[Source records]
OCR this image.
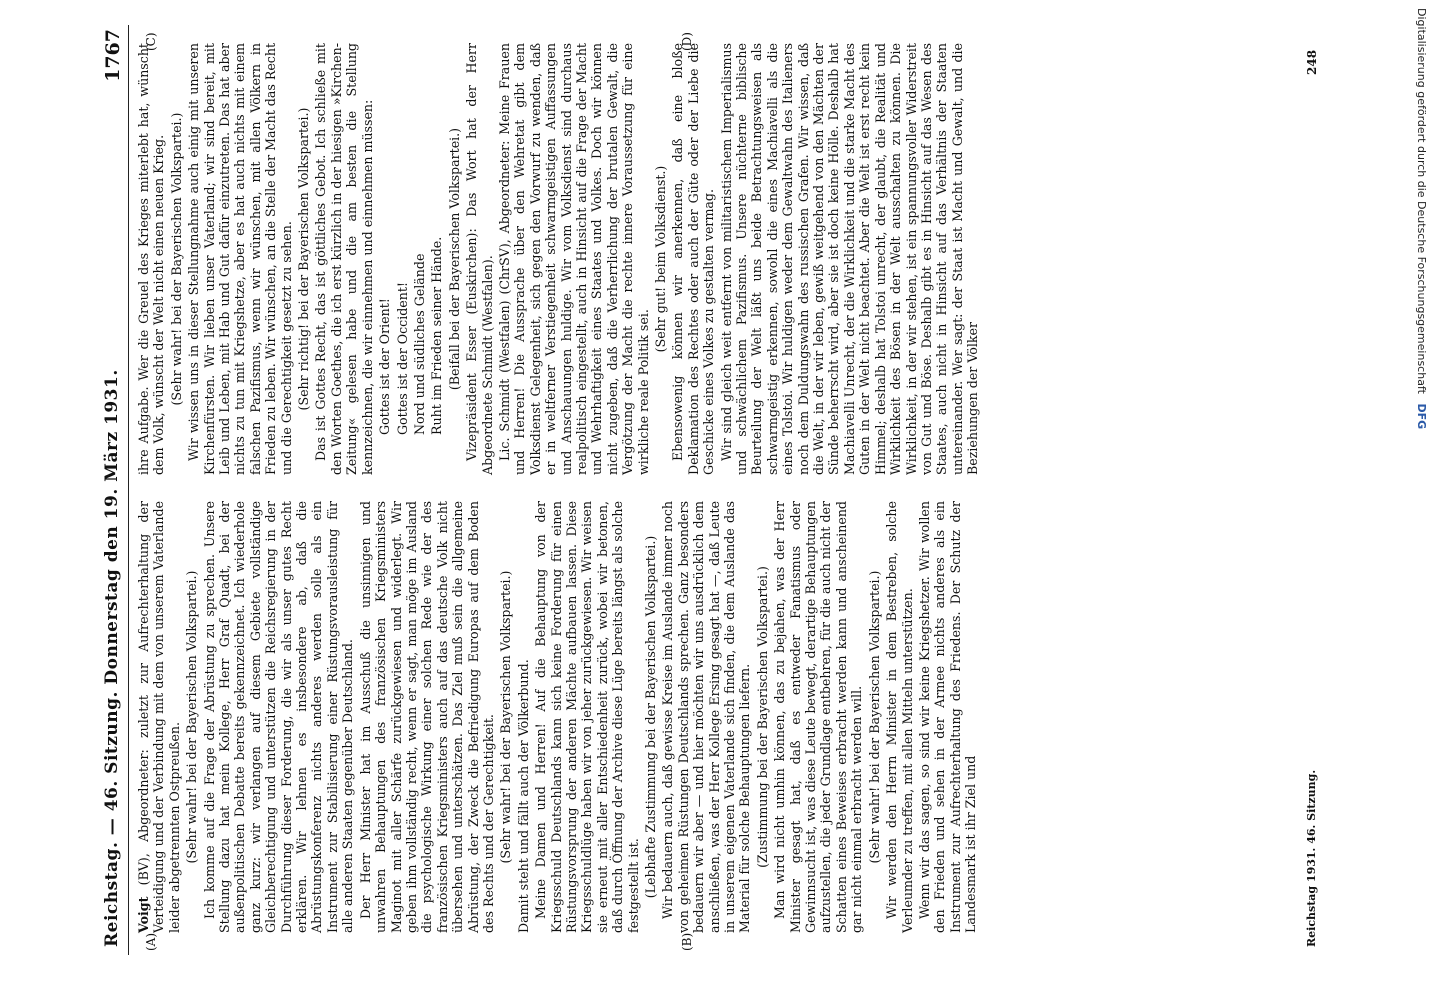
Reichstag. — 46. Sitzung. Donnerstag den 19. März 1931.
1767

Voigt (BV), Abgeordneter: zuletzt zur Aufrechterhaltung der Verteidigung und der Verbindung mit dem von unserem Vaterlande leider abgetrennten Ostpreußen. (Sehr wahr! bei der Bayerischen Volkspartei.) Ich komme auf die Frage der Abrüstung zu sprechen. Unsere Stellung dazu hat mein Kollege, Herr Graf Quadt, bei der außenpolitischen Debatte bereits gekennzeichnet. Ich wiederhole ganz kurz: wir verlangen auf diesem Gebiete vollständige Gleichberechtigung und unterstützen die Reichsregierung in der Durchführung dieser Forderung, die wir als unser gutes Recht erklären. Wir lehnen es insbesondere ab, daß die Abrüstungskonferenz nichts anderes werden solle als ein Instrument zur Stabilisierung einer Rüstungsvorausleistung für alle anderen Staaten gegenüber Deutschland. Der Herr Minister hat im Ausschuß die unsinnigen und unwahren Behauptungen des französischen Kriegsministers Maginot mit aller Schärfe zurückgewiesen und widerlegt. Wir geben ihm vollständig recht, wenn er sagt, man möge im Ausland die psychologische Wirkung einer solchen Rede wie der des französischen Kriegsministers auch auf das deutsche Volk nicht übersehen und unterschätzen. Das Ziel muß sein die allgemeine Abrüstung, der Zweck die Befriedigung Europas auf dem Boden des Rechts und der Gerechtigkeit. (Sehr wahr! bei der Bayerischen Volkspartei.) Damit steht und fällt auch der Völkerbund. Meine Damen und Herren! Auf die Behauptung von der Kriegsschuld Deutschlands kann sich keine Forderung für einen Rüstungsvorsprung der anderen Mächte aufbauen lassen. Diese Kriegsschuldlüge haben wir von jeher zurückgewiesen. Wir weisen sie erneut mit aller Entschiedenheit zurück, wobei wir betonen, daß durch Öffnung der Archive diese Lüge bereits längst als solche festgestellt ist. (Lebhafte Zustimmung bei der Bayerischen Volkspartei.) Wir bedauern auch, daß gewisse Kreise im Auslande immer noch von geheimen Rüstungen Deutschlands sprechen. Ganz besonders bedauern wir aber — und hier möchten wir uns ausdrücklich dem anschließen, was der Herr Kollege Ersing gesagt hat —, daß Leute in unserem eigenen Vaterlande sich finden, die dem Auslande das Material für solche Behauptungen liefern. (Zustimmung bei der Bayerischen Volkspartei.) Man wird nicht umhin können, das zu bejahen, was der Herr Minister gesagt hat, daß es entweder Fanatismus oder Gewinnsucht ist, was diese Leute bewegt, derartige Behauptungen aufzustellen, die jeder Grundlage entbehren, für die auch nicht der Schatten eines Beweises erbracht werden kann und anscheinend gar nicht einmal erbracht werden will. (Sehr wahr! bei der Bayerischen Volkspartei.) Wir werden den Herrn Minister in dem Bestreben, solche Verleumder zu treffen, mit allen Mitteln unterstützen. Wenn wir das sagen, so sind wir keine Kriegshetzer. Wir wollen den Frieden und sehen in der Armee nichts anderes als ein Instrument zur Aufrechterhaltung des Friedens. Der Schutz der Landesmark ist ihr Ziel und

ihre Aufgabe. Wer die Greuel des Krieges miterlebt hat, wünscht dem Volk, wünscht der Welt nicht einen neuen Krieg. (Sehr wahr! bei der Bayerischen Volkspartei.) Wir wissen uns in dieser Stellungnahme auch einig mit unseren Kirchenfürsten. Wir lieben unser Vaterland; wir sind bereit, mit Leib und Leben, mit Hab und Gut dafür einzutreten. Das hat aber nichts zu tun mit Kriegshetze, aber es hat auch nichts mit einem falschen Pazifismus, wenn wir wünschen, mit allen Völkern in Frieden zu leben. Wir wünschen, an die Stelle der Macht das Recht und die Gerechtigkeit gesetzt zu sehen. (Sehr richtig! bei der Bayerischen Volkspartei.) Das ist Gottes Recht, das ist göttliches Gebot. Ich schließe mit den Worten Goethes, die ich erst kürzlich in der hiesigen »Kirchen-Zeitung« gelesen habe und die am besten die Stellung kennzeichnen, die wir einnehmen und einnehmen müssen: Gottes ist der Orient! Gottes ist der Occident! Nord und südliches Gelände Ruht im Frieden seiner Hände. (Beifall bei der Bayerischen Volkspartei.) Vizepräsident Esser (Euskirchen): Das Wort hat der Herr Abgeordnete Schmidt (Westfalen). Lic. Schmidt (Westfalen) (ChrSV), Abgeordneter: Meine Frauen und Herren! Die Aussprache über den Wehretat gibt dem Volksdienst Gelegenheit, sich gegen den Vorwurf zu wenden, daß er in weltferner Verstiegenheit schwarmgeistigen Auffassungen und Anschauungen huldige. Wir vom Volksdienst sind durchaus realpolitisch eingestellt, auch in Hinsicht auf die Frage der Macht und Wehrhaftigkeit eines Staates und Volkes. Doch wir können nicht zugeben, daß die Verherrlichung der brutalen Gewalt, die Vergötzung der Macht die rechte innere Voraussetzung für eine wirkliche reale Politik sei.

(Sehr gut! beim Volksdienst.) Ebensowenig können wir anerkennen, daß eine bloße Deklamation des Rechtes oder auch der Güte oder der Liebe die Geschicke eines Volkes zu gestalten vermag. Wir sind gleich weit entfernt von militaristischem Imperialismus und schwächlichem Pazifismus. Unsere nüchterne biblische Beurteilung der Welt läßt uns beide Betrachtungsweisen als schwarmgeistig erkennen, sowohl die eines Machiavelli als die eines Tolstoi. Wir huldigen weder dem Gewaltwahn des Italieners noch dem Duldungswahn des russischen Grafen. Wir wissen, daß die Welt, in der wir leben, gewiß weitgehend von den Mächten der Sünde beherrscht wird, aber sie ist doch keine Hölle. Deshalb hat Machiavelli Unrecht, der die Wirklichkeit und die starke Macht des Guten in der Welt nicht beachtet. Aber die Welt ist erst recht kein Himmel; deshalb hat Tolstoi unrecht, der glaubt, die Realität und Wirklichkeit des Bösen in der Welt ausschalten zu können. Die Wirklichkeit, in der wir stehen, ist ein spannungsvoller Widerstreit von Gut und Böse. Deshalb gibt es in Hinsicht auf das Wesen des Staates, auch nicht in Hinsicht auf das Verhältnis der Staaten untereinander. Wer sagt: der Staat ist Macht und Gewalt, und die Beziehungen der Völker

(A)	(B)
(C)	(D)
Reichstag 1931. 46. Sitzung.
248	Digitalisierung gefördert durch die Deutsche Forschungsgemeinschaft DFG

**Aim of the exercise**
Write out each entry exactly as given, but skip the pictures.

**Solution below**
OCR this image.
Reichstag. — 46. Sitzung. Donnerstag den 19. März 1931.
1767

Voigt (BV), Abgeordneter: zuletzt zur Aufrechterhaltung der Verteidigung und der Verbindung mit dem von unserem Vaterlande leider abgetrennten Ostpreußen. (Sehr wahr! bei der Bayerischen Volkspartei.) Ich komme auf die Frage der Abrüstung zu sprechen. Unsere Stellung dazu hat mein Kollege, Herr Graf Quadt, bei der außenpolitischen Debatte bereits gekennzeichnet. Ich wiederhole ganz kurz: wir verlangen auf diesem Gebiete vollständige Gleichberechtigung und unterstützen die Reichsregierung in der Durchführung dieser Forderung, die wir als unser gutes Recht erklären. Wir lehnen es insbesondere ab, daß die Abrüstungskonferenz nichts anderes werden solle als ein Instrument zur Stabilisierung einer Rüstungsvorausleistung für alle anderen Staaten gegenüber Deutschland. Der Herr Minister hat im Ausschuß die unsinnigen und unwahren Behauptungen des französischen Kriegsministers Maginot mit aller Schärfe zurückgewiesen und widerlegt. Wir geben ihm vollständig recht, wenn er sagt, man möge im Ausland die psychologische Wirkung einer solchen Rede wie der des französischen Kriegsministers auch auf das deutsche Volk nicht übersehen und unterschätzen. Das Ziel muß sein die allgemeine Abrüstung, der Zweck die Befriedigung Europas auf dem Boden des Rechts und der Gerechtigkeit. (Sehr wahr! bei der Bayerischen Volkspartei.) Damit steht und fällt auch der Völkerbund. Meine Damen und Herren! Auf die Behauptung von der Kriegsschuld Deutschlands kann sich keine Forderung für einen Rüstungsvorsprung der anderen Mächte aufbauen lassen. Diese Kriegsschuldlüge haben wir von jeher zurückgewiesen. Wir weisen sie erneut mit aller Entschiedenheit zurück, wobei wir betonen, daß durch Öffnung der Archive diese Lüge bereits längst als solche festgestellt ist. (Lebhafte Zustimmung bei der Bayerischen Volkspartei.) Wir bedauern auch, daß gewisse Kreise im Auslande immer noch von geheimen Rüstungen Deutschlands sprechen. Ganz besonders bedauern wir aber — und hier möchten wir uns ausdrücklich dem anschließen, was der Herr Kollege Ersing gesagt hat —, daß Leute in unserem eigenen Vaterlande sich finden, die dem Auslande das Material für solche Behauptungen liefern. (Zustimmung bei der Bayerischen Volkspartei.) Man wird nicht umhin können, das zu bejahen, was der Herr Minister gesagt hat, daß es entweder Fanatismus oder Gewinnsucht ist, was diese Leute bewegt, derartige Behauptungen aufzustellen, die jeder Grundlage entbehren, für die auch nicht der Schatten eines Beweises erbracht werden kann und anscheinend gar nicht einmal erbracht werden will. (Sehr wahr! bei der Bayerischen Volkspartei.) Wir werden den Herrn Minister in dem Bestreben, solche Verleumder zu treffen, mit allen Mitteln unterstützen. Wenn wir das sagen, so sind wir keine Kriegshetzer. Wir wollen den Frieden und sehen in der Armee nichts anderes als ein Instrument zur Aufrechterhaltung des Friedens. Der Schutz der Landesmark ist ihr Ziel und

ihre Aufgabe. Wer die Greuel des Krieges miterlebt hat, wünscht dem Volk, wünscht der Welt nicht einen neuen Krieg. (Sehr wahr! bei der Bayerischen Volkspartei.) Wir wissen uns in dieser Stellungnahme auch einig mit unseren Kirchenfürsten. Wir lieben unser Vaterland; wir sind bereit, mit Leib und Leben, mit Hab und Gut dafür einzutreten. Das hat aber nichts zu tun mit Kriegshetze, aber es hat auch nichts mit einem falschen Pazifismus, wenn wir wünschen, mit allen Völkern in Frieden zu leben. Wir wünschen, an die Stelle der Macht das Recht und die Gerechtigkeit gesetzt zu sehen. (Sehr richtig! bei der Bayerischen Volkspartei.) Das ist Gottes Recht, das ist göttliches Gebot. Ich schließe mit den Worten Goethes, die ich erst kürzlich in der hiesigen »Kirchen-Zeitung« gelesen habe und die am besten die Stellung kennzeichnen, die wir einnehmen und einnehmen müssen: Gottes ist der Orient! Gottes ist der Occident! Nord und südliches Gelände Ruht im Frieden seiner Hände. (Beifall bei der Bayerischen Volkspartei.) Vizepräsident Esser (Euskirchen): Das Wort hat der Herr Abgeordnete Schmidt (Westfalen). Lic. Schmidt (Westfalen) (ChrSV), Abgeordneter: Meine Frauen und Herren! Die Aussprache über den Wehretat gibt dem Volksdienst Gelegenheit, sich gegen den Vorwurf zu wenden, daß er in weltferner Verstiegenheit schwarmgeistigen Auffassungen und Anschauungen huldige. Wir vom Volksdienst sind durchaus realpolitisch eingestellt, auch in Hinsicht auf die Frage der Macht und Wehrhaftigkeit eines Staates und Volkes. Doch wir können nicht zugeben, daß die Verherrlichung der brutalen Gewalt, die Vergötzung der Macht die rechte innere Voraussetzung für eine wirkliche reale Politik sei.

(Sehr gut! beim Volksdienst.) Ebensowenig können wir anerkennen, daß eine bloße Deklamation des Rechtes oder auch der Güte oder der Liebe die Geschicke eines Volkes zu gestalten vermag. Wir sind gleich weit entfernt von militaristischem Imperialismus und schwächlichem Pazifismus. Unsere nüchterne biblische Beurteilung der Welt läßt uns beide Betrachtungsweisen als schwarmgeistig erkennen, sowohl die eines Machiavelli als die eines Tolstoi. Wir huldigen weder dem Gewaltwahn des Italieners noch dem Duldungswahn des russischen Grafen. Wir wissen, daß die Welt, in der wir leben, gewiß weitgehend von den Mächten der Sünde beherrscht wird, aber sie ist doch keine Hölle. Deshalb hat Machiavelli Unrecht, der die Wirklichkeit und die starke Macht des Guten in der Welt nicht beachtet. Aber die Welt ist erst recht kein Himmel; deshalb hat Tolstoi unrecht, der glaubt, die Realität und Wirklichkeit des Bösen in der Welt ausschalten zu können. Die Wirklichkeit, in der wir stehen, ist ein spannungsvoller Widerstreit von Gut und Böse. Deshalb gibt es in Hinsicht auf das Wesen des Staates, auch nicht in Hinsicht auf das Verhältnis der Staaten untereinander. Wer sagt: der Staat ist Macht und Gewalt, und die Beziehungen der Völker

(A)	(B)
(C)	(D)
Reichstag 1931. 46. Sitzung.
248	Digitalisierung gefördert durch die Deutsche Forschungsgemeinschaft DFG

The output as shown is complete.